__Opdracht__
Geef alle regels van de records hieronder weer als een JSON-lijst van strings, met één string per regel en zonder lege regels. Laat de afbeeldingen in het antwoord weg.

* * * * * * *

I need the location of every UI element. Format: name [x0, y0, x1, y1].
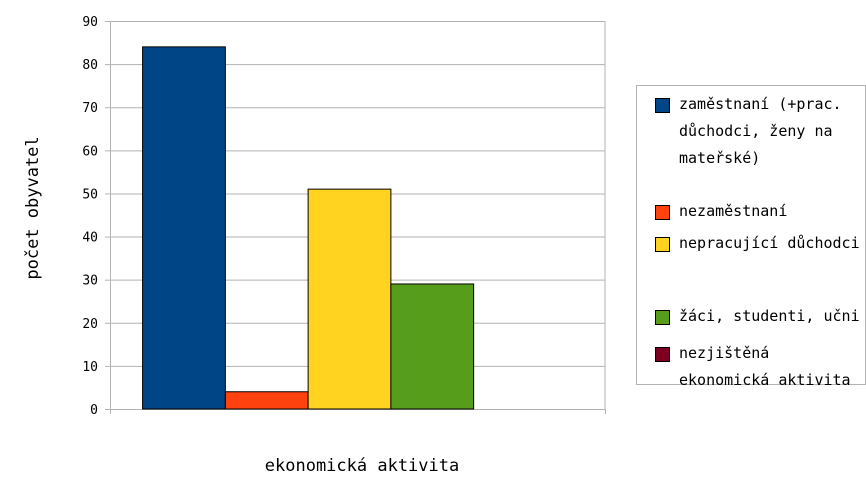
- y-tick-label: 50: [82, 187, 98, 202]
- legend-swatch: [655, 237, 670, 252]
- y-tick-label: 60: [82, 144, 98, 159]
- y-tick-label: 70: [82, 101, 98, 116]
- y-axis-title: počet obyvatel: [23, 136, 43, 279]
- bar: [390, 283, 475, 410]
- y-tick-label: 40: [82, 231, 98, 246]
- legend-label: nezjištěná ekonomická aktivita: [679, 344, 851, 389]
- y-tick-label: 90: [82, 15, 98, 30]
- legend-swatch: [655, 98, 670, 113]
- x-axis-title: ekonomická aktivita: [265, 456, 459, 476]
- y-tick-label: 10: [82, 360, 98, 375]
- legend: zaměstnaní (+prac. důchodci, ženy na mat…: [636, 85, 866, 389]
- y-tick-label: 80: [82, 58, 98, 73]
- legend-label: žáci, studenti, učni: [679, 307, 860, 325]
- legend-label: nepracující důchodci: [679, 234, 860, 252]
- y-tick-label: 0: [90, 403, 98, 418]
- bar: [224, 391, 309, 410]
- bar: [142, 46, 226, 410]
- axes: 0 10 20 30 40 50 60 70 80 90: [82, 15, 606, 418]
- y-tick-label: 20: [82, 317, 98, 332]
- legend-label: nezaměstnaní: [679, 202, 788, 220]
- y-tick-label: 30: [82, 274, 98, 289]
- bar: [307, 188, 392, 410]
- legend-swatch: [655, 347, 670, 362]
- legend-swatch: [655, 310, 670, 325]
- legend-label: zaměstnaní (+prac. důchodci, ženy na mat…: [679, 95, 842, 167]
- bars: [142, 46, 475, 410]
- legend-swatch: [655, 205, 670, 220]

* * * * * * *

__Antwoord__
[
  "I need the location of every UI element. Format: name [x0, y0, x1, y1].",
  "- y-tick-label: 50: [82, 187, 98, 202]",
  "- legend-swatch: [655, 237, 670, 252]",
  "- y-tick-label: 60: [82, 144, 98, 159]",
  "- y-tick-label: 70: [82, 101, 98, 116]",
  "- y-axis-title: počet obyvatel: [23, 136, 43, 279]",
  "- bar: [390, 283, 475, 410]",
  "- y-tick-label: 40: [82, 231, 98, 246]",
  "- legend-label: nezjištěná ekonomická aktivita: [679, 344, 851, 389]",
  "- y-tick-label: 90: [82, 15, 98, 30]",
  "- legend-swatch: [655, 98, 670, 113]",
  "- x-axis-title: ekonomická aktivita: [265, 456, 459, 476]",
  "- y-tick-label: 10: [82, 360, 98, 375]",
  "- legend: zaměstnaní (+prac. důchodci, ženy na mat…: [636, 85, 866, 389]",
  "- y-tick-label: 80: [82, 58, 98, 73]",
  "- legend-label: žáci, studenti, učni: [679, 307, 860, 325]",
  "- legend-label: nepracující důchodci: [679, 234, 860, 252]",
  "- y-tick-label: 0: [90, 403, 98, 418]",
  "- bar: [224, 391, 309, 410]",
  "- bar: [142, 46, 226, 410]",
  "- axes: 0 10 20 30 40 50 60 70 80 90: [82, 15, 606, 418]",
  "- y-tick-label: 20: [82, 317, 98, 332]",
  "- legend-label: nezaměstnaní: [679, 202, 788, 220]",
  "- y-tick-label: 30: [82, 274, 98, 289]",
  "- bar: [307, 188, 392, 410]",
  "- legend-swatch: [655, 347, 670, 362]",
  "- legend-swatch: [655, 310, 670, 325]",
  "- legend-label: zaměstnaní (+prac. důchodci, ženy na mat…: [679, 95, 842, 167]",
  "- bars: [142, 46, 475, 410]",
  "- legend-swatch: [655, 205, 670, 220]"
]